__Exercise instructions__: What follows is a listing to be transcribed exactly.

__Entries supplied__:

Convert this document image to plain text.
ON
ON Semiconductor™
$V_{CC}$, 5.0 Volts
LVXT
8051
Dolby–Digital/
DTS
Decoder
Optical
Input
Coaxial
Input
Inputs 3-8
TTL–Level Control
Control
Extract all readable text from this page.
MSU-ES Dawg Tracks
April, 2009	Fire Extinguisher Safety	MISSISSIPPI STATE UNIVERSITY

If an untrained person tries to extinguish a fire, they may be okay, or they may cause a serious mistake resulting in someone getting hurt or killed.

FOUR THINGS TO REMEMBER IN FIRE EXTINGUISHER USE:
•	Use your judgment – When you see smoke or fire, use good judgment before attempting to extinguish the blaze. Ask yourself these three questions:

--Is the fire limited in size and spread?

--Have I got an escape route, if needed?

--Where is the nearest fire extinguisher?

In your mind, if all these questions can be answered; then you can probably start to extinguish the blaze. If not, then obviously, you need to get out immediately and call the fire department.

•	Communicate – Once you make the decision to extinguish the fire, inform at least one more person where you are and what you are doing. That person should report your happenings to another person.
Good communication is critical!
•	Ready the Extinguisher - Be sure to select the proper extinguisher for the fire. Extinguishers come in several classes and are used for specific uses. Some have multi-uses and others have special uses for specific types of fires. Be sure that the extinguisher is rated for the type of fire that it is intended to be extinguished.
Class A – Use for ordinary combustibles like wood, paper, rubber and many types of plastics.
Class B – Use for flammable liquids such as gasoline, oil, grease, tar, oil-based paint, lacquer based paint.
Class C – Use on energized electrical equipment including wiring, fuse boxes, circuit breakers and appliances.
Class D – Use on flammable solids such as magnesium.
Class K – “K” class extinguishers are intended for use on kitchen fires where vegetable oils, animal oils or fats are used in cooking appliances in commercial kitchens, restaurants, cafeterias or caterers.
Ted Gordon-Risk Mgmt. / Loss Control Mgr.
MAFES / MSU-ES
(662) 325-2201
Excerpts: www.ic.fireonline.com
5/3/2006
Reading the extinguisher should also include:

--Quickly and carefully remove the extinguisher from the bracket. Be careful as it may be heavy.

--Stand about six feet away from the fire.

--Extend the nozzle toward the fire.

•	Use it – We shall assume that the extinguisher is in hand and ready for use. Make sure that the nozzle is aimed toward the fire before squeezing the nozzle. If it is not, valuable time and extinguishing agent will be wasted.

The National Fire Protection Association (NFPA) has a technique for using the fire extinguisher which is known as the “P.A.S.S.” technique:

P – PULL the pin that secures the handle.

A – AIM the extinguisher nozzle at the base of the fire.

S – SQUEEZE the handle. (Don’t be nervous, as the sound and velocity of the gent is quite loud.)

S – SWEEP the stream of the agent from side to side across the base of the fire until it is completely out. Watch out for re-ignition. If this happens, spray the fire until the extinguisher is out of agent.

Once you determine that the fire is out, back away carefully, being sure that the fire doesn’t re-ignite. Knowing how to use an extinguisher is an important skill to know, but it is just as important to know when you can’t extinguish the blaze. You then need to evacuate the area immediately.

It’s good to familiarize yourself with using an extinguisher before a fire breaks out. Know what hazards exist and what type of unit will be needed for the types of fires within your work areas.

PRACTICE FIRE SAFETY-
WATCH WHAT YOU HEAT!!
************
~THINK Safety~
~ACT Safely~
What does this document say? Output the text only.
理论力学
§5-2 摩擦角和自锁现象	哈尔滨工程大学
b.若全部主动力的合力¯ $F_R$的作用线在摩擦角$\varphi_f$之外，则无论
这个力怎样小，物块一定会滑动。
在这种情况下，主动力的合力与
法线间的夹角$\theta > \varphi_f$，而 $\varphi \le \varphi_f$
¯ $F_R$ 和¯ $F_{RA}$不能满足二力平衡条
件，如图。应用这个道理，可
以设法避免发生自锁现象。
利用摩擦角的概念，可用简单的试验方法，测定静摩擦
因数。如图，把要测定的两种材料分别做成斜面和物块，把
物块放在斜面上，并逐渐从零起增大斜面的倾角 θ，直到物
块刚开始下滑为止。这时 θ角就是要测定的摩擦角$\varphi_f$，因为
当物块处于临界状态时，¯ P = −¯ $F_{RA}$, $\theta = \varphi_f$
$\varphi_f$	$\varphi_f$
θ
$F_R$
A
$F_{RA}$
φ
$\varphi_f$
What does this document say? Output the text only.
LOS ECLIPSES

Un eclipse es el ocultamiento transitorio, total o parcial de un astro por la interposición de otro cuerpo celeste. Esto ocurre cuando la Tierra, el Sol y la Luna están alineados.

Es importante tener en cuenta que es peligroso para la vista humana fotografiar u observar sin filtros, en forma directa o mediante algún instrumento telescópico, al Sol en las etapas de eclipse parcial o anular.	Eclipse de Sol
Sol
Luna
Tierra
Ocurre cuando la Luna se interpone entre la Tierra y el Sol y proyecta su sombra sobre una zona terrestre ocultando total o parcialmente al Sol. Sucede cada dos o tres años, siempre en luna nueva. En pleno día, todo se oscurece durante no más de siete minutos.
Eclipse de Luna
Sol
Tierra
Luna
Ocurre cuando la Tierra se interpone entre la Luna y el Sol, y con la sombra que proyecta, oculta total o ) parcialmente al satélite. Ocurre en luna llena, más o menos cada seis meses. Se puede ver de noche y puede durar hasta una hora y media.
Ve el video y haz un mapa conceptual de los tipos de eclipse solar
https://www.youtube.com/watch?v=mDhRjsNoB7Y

__Solution to this exercise__:
Convert this document image to plain text.
ON
ON Semiconductor™
$V_{CC}$, 5.0 Volts
LVXT
8051
Dolby–Digital/
DTS
Decoder
Optical
Input
Coaxial
Input
Inputs 3-8
TTL–Level Control
Control
Extract all readable text from this page.
MSU-ES Dawg Tracks
April, 2009	Fire Extinguisher Safety	MISSISSIPPI STATE UNIVERSITY

If an untrained person tries to extinguish a fire, they may be okay, or they may cause a serious mistake resulting in someone getting hurt or killed.

FOUR THINGS TO REMEMBER IN FIRE EXTINGUISHER USE:
•	Use your judgment – When you see smoke or fire, use good judgment before attempting to extinguish the blaze. Ask yourself these three questions:

--Is the fire limited in size and spread?

--Have I got an escape route, if needed?

--Where is the nearest fire extinguisher?

In your mind, if all these questions can be answered; then you can probably start to extinguish the blaze. If not, then obviously, you need to get out immediately and call the fire department.

•	Communicate – Once you make the decision to extinguish the fire, inform at least one more person where you are and what you are doing. That person should report your happenings to another person.
Good communication is critical!
•	Ready the Extinguisher - Be sure to select the proper extinguisher for the fire. Extinguishers come in several classes and are used for specific uses. Some have multi-uses and others have special uses for specific types of fires. Be sure that the extinguisher is rated for the type of fire that it is intended to be extinguished.
Class A – Use for ordinary combustibles like wood, paper, rubber and many types of plastics.
Class B – Use for flammable liquids such as gasoline, oil, grease, tar, oil-based paint, lacquer based paint.
Class C – Use on energized electrical equipment including wiring, fuse boxes, circuit breakers and appliances.
Class D – Use on flammable solids such as magnesium.
Class K – “K” class extinguishers are intended for use on kitchen fires where vegetable oils, animal oils or fats are used in cooking appliances in commercial kitchens, restaurants, cafeterias or caterers.
Ted Gordon-Risk Mgmt. / Loss Control Mgr.
MAFES / MSU-ES
(662) 325-2201
Excerpts: www.ic.fireonline.com
5/3/2006
Reading the extinguisher should also include:

--Quickly and carefully remove the extinguisher from the bracket. Be careful as it may be heavy.

--Stand about six feet away from the fire.

--Extend the nozzle toward the fire.

•	Use it – We shall assume that the extinguisher is in hand and ready for use. Make sure that the nozzle is aimed toward the fire before squeezing the nozzle. If it is not, valuable time and extinguishing agent will be wasted.

The National Fire Protection Association (NFPA) has a technique for using the fire extinguisher which is known as the “P.A.S.S.” technique:

P – PULL the pin that secures the handle.

A – AIM the extinguisher nozzle at the base of the fire.

S – SQUEEZE the handle. (Don’t be nervous, as the sound and velocity of the gent is quite loud.)

S – SWEEP the stream of the agent from side to side across the base of the fire until it is completely out. Watch out for re-ignition. If this happens, spray the fire until the extinguisher is out of agent.

Once you determine that the fire is out, back away carefully, being sure that the fire doesn’t re-ignite. Knowing how to use an extinguisher is an important skill to know, but it is just as important to know when you can’t extinguish the blaze. You then need to evacuate the area immediately.

It’s good to familiarize yourself with using an extinguisher before a fire breaks out. Know what hazards exist and what type of unit will be needed for the types of fires within your work areas.

PRACTICE FIRE SAFETY-
WATCH WHAT YOU HEAT!!
************
~THINK Safety~
~ACT Safely~
What does this document say? Output the text only.
理论力学
§5-2 摩擦角和自锁现象	哈尔滨工程大学
b.若全部主动力的合力¯ $F_R$的作用线在摩擦角$\varphi_f$之外，则无论
这个力怎样小，物块一定会滑动。
在这种情况下，主动力的合力与
法线间的夹角$\theta > \varphi_f$，而 $\varphi \le \varphi_f$
¯ $F_R$ 和¯ $F_{RA}$不能满足二力平衡条
件，如图。应用这个道理，可
以设法避免发生自锁现象。
利用摩擦角的概念，可用简单的试验方法，测定静摩擦
因数。如图，把要测定的两种材料分别做成斜面和物块，把
物块放在斜面上，并逐渐从零起增大斜面的倾角 θ，直到物
块刚开始下滑为止。这时 θ角就是要测定的摩擦角$\varphi_f$，因为
当物块处于临界状态时，¯ P = −¯ $F_{RA}$, $\theta = \varphi_f$
$\varphi_f$	$\varphi_f$
θ
$F_R$
A
$F_{RA}$
φ
$\varphi_f$
What does this document say? Output the text only.
LOS ECLIPSES

Un eclipse es el ocultamiento transitorio, total o parcial de un astro por la interposición de otro cuerpo celeste. Esto ocurre cuando la Tierra, el Sol y la Luna están alineados.

Es importante tener en cuenta que es peligroso para la vista humana fotografiar u observar sin filtros, en forma directa o mediante algún instrumento telescópico, al Sol en las etapas de eclipse parcial o anular.	Eclipse de Sol
Sol
Luna
Tierra
Ocurre cuando la Luna se interpone entre la Tierra y el Sol y proyecta su sombra sobre una zona terrestre ocultando total o parcialmente al Sol. Sucede cada dos o tres años, siempre en luna nueva. En pleno día, todo se oscurece durante no más de siete minutos.
Eclipse de Luna
Sol
Tierra
Luna
Ocurre cuando la Tierra se interpone entre la Luna y el Sol, y con la sombra que proyecta, oculta total o ) parcialmente al satélite. Ocurre en luna llena, más o menos cada seis meses. Se puede ver de noche y puede durar hasta una hora y media.
Ve el video y haz un mapa conceptual de los tipos de eclipse solar
https://www.youtube.com/watch?v=mDhRjsNoB7Y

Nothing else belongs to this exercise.